> [DO THIS] Scan the material and copy every line in which "高科技纤维与应用" appears.

'''

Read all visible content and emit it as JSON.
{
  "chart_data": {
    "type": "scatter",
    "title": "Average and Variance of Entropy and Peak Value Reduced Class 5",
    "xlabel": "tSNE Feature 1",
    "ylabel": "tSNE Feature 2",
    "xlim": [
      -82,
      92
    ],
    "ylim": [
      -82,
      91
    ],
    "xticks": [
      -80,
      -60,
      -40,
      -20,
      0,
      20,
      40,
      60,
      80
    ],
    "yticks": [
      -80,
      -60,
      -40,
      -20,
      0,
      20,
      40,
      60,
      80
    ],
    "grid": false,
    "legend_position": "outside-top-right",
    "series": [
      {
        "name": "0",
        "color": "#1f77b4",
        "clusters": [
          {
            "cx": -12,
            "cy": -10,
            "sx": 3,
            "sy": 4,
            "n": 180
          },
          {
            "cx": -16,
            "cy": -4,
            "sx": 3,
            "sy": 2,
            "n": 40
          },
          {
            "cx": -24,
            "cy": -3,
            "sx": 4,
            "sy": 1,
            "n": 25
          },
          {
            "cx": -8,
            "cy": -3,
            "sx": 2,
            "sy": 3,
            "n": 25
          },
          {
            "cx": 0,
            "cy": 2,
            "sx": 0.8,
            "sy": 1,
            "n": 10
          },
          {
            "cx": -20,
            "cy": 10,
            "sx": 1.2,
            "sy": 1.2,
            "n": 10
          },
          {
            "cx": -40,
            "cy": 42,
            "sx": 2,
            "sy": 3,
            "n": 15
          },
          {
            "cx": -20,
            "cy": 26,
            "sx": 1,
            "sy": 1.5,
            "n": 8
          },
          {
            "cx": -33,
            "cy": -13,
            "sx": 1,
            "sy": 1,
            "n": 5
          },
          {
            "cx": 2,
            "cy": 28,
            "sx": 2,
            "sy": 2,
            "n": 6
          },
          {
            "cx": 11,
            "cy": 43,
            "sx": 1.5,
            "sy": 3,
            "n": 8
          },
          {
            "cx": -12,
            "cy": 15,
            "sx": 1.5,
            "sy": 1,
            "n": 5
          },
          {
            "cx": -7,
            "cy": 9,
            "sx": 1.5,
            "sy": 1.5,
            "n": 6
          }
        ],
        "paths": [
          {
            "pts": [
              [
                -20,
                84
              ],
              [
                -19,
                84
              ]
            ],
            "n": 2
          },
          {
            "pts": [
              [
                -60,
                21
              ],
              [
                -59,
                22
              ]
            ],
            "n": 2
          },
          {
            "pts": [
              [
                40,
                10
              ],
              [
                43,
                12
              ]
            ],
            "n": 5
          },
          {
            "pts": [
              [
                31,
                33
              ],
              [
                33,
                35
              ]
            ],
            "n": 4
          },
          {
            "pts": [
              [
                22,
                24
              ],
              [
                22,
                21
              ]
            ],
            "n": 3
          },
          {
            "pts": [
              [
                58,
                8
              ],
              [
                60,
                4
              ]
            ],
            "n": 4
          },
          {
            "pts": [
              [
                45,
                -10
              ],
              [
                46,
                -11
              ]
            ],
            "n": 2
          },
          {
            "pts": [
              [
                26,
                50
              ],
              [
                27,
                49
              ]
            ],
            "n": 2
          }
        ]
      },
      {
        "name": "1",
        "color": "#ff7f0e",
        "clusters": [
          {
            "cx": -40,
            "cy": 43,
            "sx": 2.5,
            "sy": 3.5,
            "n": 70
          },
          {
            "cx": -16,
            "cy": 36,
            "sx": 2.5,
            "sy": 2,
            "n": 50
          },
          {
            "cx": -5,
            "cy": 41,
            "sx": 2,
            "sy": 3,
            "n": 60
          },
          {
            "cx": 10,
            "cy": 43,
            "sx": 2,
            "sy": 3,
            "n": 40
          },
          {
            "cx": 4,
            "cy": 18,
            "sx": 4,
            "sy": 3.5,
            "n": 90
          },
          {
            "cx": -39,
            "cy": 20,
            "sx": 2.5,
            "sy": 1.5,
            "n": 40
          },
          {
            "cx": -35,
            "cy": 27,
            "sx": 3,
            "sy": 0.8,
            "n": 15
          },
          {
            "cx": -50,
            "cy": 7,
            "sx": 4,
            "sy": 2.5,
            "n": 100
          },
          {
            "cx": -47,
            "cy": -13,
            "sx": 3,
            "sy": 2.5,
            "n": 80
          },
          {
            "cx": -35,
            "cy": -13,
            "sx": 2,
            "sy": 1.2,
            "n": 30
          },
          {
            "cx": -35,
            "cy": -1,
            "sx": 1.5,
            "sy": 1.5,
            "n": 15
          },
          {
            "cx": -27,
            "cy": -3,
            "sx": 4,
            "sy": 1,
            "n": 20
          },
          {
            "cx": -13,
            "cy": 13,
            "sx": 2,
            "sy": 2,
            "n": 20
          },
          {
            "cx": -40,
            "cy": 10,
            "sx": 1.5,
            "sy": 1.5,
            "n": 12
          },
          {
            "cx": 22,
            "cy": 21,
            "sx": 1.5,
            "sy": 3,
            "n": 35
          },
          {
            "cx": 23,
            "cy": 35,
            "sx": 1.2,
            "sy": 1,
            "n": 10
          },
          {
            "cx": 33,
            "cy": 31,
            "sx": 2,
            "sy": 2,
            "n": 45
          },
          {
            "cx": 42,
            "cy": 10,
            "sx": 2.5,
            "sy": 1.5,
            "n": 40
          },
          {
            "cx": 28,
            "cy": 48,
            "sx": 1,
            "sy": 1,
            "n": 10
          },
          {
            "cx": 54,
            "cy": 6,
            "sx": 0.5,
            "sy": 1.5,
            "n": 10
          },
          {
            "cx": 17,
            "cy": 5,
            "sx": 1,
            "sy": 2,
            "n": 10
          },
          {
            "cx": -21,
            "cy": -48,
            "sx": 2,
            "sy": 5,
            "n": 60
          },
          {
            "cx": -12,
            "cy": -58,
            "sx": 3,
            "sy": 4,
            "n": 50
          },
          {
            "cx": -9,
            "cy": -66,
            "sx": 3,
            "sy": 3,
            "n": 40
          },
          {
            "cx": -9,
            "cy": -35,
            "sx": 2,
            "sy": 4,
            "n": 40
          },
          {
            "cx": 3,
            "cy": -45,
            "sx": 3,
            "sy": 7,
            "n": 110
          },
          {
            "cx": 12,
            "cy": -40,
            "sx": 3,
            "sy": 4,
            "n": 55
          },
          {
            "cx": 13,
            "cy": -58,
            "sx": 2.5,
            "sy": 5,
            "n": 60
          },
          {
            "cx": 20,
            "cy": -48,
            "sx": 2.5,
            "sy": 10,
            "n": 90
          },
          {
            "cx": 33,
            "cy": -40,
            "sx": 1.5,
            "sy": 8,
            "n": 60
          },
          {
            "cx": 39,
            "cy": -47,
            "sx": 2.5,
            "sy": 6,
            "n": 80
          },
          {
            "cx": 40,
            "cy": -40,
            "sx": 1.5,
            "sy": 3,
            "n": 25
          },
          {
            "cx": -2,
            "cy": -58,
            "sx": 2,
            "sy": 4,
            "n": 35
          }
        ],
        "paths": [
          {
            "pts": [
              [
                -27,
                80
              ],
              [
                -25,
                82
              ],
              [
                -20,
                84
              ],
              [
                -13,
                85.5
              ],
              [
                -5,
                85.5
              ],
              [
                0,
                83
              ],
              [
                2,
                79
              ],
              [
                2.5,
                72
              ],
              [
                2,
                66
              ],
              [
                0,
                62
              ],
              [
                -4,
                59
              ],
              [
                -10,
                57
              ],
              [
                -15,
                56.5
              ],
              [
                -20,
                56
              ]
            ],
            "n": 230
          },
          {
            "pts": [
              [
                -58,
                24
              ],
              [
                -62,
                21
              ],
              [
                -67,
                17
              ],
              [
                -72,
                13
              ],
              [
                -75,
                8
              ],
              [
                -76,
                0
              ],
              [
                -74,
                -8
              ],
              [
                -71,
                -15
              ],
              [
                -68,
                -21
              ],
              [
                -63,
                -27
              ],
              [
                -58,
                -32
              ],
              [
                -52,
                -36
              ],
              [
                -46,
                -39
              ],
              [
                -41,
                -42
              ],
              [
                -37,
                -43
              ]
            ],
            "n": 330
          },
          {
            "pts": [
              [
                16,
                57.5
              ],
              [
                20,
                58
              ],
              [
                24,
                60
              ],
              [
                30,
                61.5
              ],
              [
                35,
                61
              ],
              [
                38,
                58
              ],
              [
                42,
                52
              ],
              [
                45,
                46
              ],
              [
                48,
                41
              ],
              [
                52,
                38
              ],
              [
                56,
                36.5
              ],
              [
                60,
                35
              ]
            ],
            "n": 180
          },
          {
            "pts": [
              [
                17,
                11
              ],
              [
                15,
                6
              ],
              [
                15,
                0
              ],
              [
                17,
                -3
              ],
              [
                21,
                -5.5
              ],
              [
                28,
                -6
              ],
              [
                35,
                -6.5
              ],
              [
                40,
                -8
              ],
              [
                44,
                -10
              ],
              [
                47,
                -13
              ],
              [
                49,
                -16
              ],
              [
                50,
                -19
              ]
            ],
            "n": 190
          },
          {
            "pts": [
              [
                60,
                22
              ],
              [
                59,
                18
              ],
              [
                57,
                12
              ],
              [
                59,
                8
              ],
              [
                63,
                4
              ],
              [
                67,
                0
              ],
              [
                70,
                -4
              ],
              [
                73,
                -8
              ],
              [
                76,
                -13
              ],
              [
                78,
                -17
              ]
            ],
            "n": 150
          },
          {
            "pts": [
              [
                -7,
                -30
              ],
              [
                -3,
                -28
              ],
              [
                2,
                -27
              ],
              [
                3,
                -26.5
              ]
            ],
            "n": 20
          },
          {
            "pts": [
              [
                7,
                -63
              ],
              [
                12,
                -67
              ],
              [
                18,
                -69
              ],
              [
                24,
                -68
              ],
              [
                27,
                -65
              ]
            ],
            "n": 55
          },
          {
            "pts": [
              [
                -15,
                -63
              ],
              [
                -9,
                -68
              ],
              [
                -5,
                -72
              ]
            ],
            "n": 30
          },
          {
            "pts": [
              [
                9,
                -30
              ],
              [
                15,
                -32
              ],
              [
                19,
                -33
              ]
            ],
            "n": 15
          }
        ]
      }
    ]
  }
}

'''
'''

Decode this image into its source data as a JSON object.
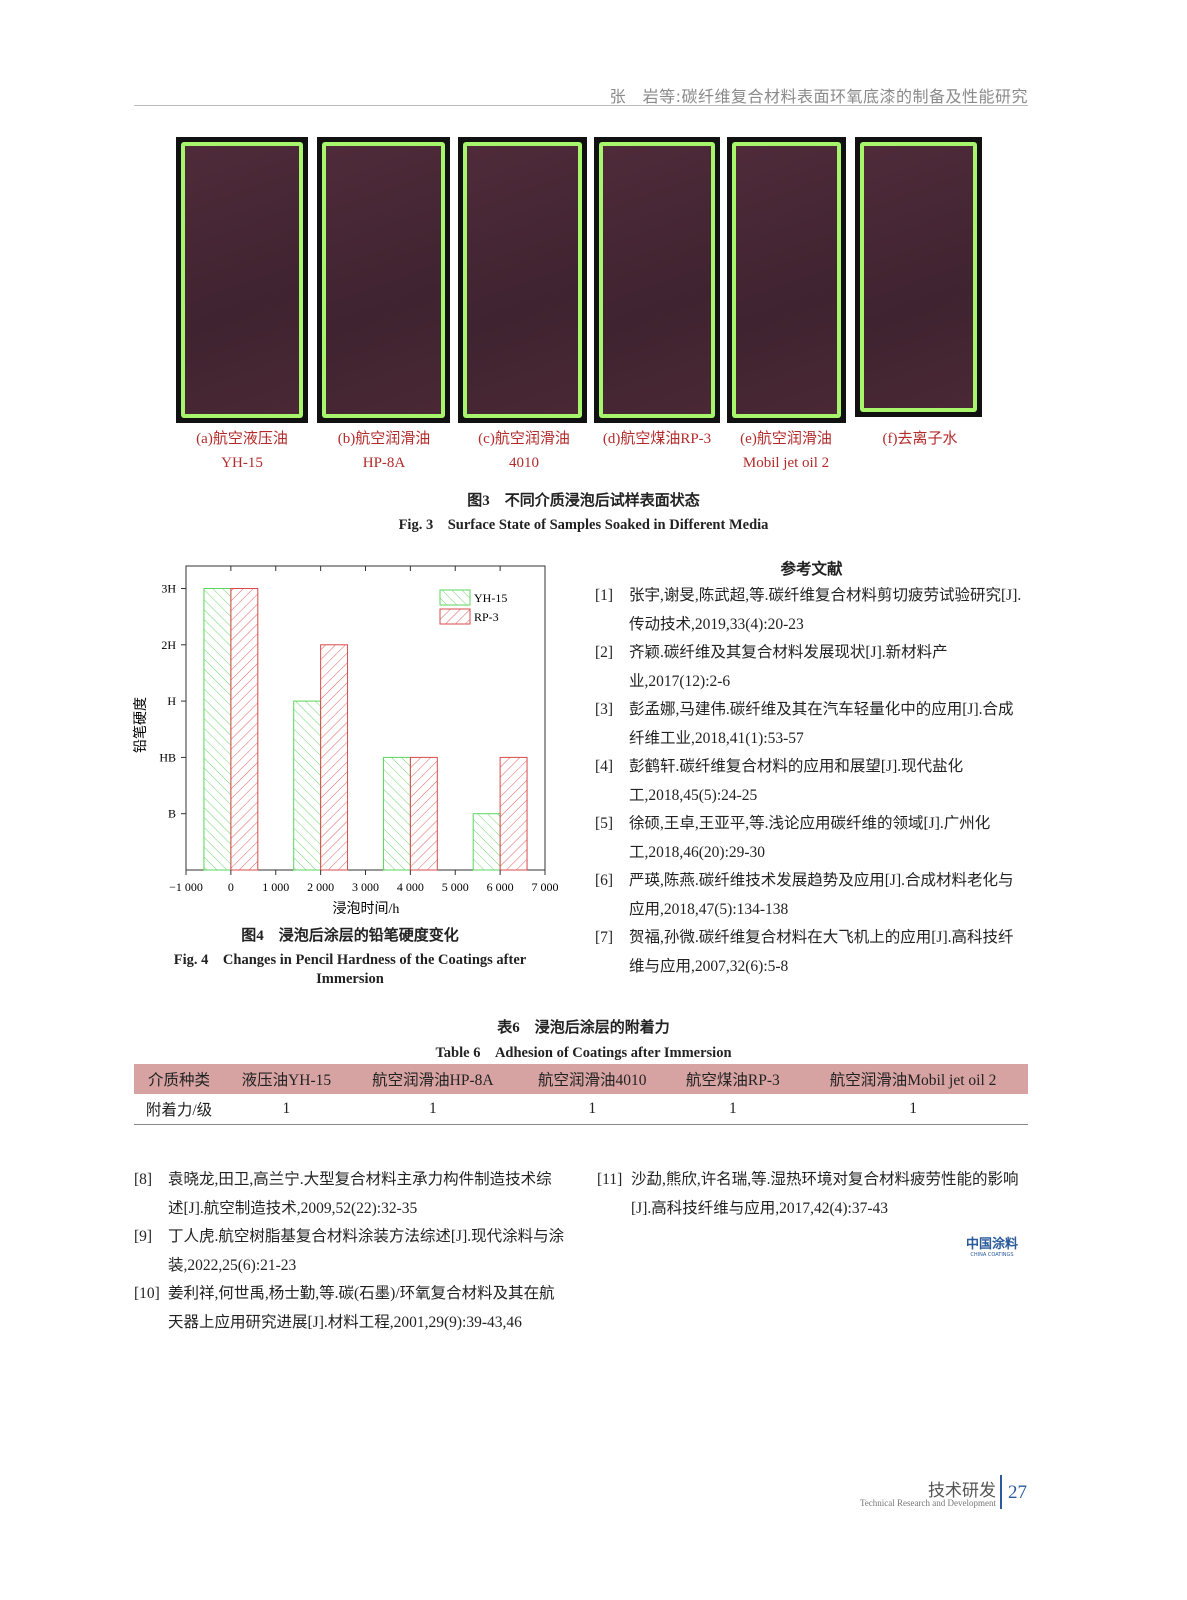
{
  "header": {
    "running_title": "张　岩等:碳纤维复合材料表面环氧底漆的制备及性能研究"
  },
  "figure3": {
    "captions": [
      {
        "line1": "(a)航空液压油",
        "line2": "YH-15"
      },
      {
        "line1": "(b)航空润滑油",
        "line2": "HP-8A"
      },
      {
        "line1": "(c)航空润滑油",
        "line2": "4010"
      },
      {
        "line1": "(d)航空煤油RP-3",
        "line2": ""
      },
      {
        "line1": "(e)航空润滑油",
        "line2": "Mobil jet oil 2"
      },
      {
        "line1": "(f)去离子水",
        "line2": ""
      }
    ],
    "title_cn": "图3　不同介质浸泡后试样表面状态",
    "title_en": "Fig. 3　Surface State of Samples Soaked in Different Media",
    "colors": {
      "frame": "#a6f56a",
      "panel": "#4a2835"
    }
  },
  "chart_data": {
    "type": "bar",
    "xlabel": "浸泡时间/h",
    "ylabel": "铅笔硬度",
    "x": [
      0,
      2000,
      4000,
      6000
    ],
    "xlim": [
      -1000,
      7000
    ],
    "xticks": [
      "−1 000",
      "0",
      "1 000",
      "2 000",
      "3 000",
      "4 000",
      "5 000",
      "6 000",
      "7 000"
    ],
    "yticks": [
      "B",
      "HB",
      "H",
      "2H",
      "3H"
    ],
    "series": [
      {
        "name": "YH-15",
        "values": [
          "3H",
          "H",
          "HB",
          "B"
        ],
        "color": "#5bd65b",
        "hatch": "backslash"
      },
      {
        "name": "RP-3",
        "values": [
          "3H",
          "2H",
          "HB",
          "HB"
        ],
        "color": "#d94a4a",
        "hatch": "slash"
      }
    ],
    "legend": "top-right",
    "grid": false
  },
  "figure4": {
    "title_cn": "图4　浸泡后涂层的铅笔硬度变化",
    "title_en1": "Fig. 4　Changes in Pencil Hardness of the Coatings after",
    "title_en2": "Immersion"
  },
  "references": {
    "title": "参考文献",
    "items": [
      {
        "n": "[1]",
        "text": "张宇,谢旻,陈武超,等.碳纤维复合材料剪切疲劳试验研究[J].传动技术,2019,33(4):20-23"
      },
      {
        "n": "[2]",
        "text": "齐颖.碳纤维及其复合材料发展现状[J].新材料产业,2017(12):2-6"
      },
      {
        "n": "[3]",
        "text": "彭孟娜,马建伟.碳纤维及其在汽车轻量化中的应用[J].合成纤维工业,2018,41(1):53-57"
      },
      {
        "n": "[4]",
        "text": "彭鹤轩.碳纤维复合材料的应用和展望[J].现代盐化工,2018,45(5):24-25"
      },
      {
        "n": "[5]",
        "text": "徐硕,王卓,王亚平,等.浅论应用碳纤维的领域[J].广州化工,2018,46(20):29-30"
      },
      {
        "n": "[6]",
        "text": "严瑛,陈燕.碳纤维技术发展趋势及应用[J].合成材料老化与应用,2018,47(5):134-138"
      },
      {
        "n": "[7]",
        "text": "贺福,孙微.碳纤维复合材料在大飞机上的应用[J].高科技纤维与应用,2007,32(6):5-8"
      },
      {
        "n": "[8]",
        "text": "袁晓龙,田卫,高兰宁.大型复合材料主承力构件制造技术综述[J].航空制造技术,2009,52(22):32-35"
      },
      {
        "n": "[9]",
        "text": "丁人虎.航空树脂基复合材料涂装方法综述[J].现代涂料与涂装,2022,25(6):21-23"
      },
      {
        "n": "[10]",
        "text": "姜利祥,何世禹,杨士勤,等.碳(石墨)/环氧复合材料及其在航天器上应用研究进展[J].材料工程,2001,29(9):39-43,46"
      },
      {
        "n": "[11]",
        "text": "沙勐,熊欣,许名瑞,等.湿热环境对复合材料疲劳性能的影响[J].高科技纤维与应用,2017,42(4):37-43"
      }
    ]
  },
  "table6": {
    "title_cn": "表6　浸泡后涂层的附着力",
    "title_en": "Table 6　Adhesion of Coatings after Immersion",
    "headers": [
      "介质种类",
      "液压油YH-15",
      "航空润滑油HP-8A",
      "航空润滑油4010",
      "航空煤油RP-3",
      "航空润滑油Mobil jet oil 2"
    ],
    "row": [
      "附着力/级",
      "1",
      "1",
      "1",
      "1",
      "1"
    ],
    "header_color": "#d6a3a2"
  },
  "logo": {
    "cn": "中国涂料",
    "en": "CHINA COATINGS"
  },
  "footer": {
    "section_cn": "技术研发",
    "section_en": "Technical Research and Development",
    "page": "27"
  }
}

'''

> [REPLY]
        "text": "贺福,孙微.碳纤维复合材料在大飞机上的应用[J].高科技纤维与应用,2007,32(6):5-8"
        "text": "沙勐,熊欣,许名瑞,等.湿热环境对复合材料疲劳性能的影响[J].高科技纤维与应用,2017,42(4):37-43"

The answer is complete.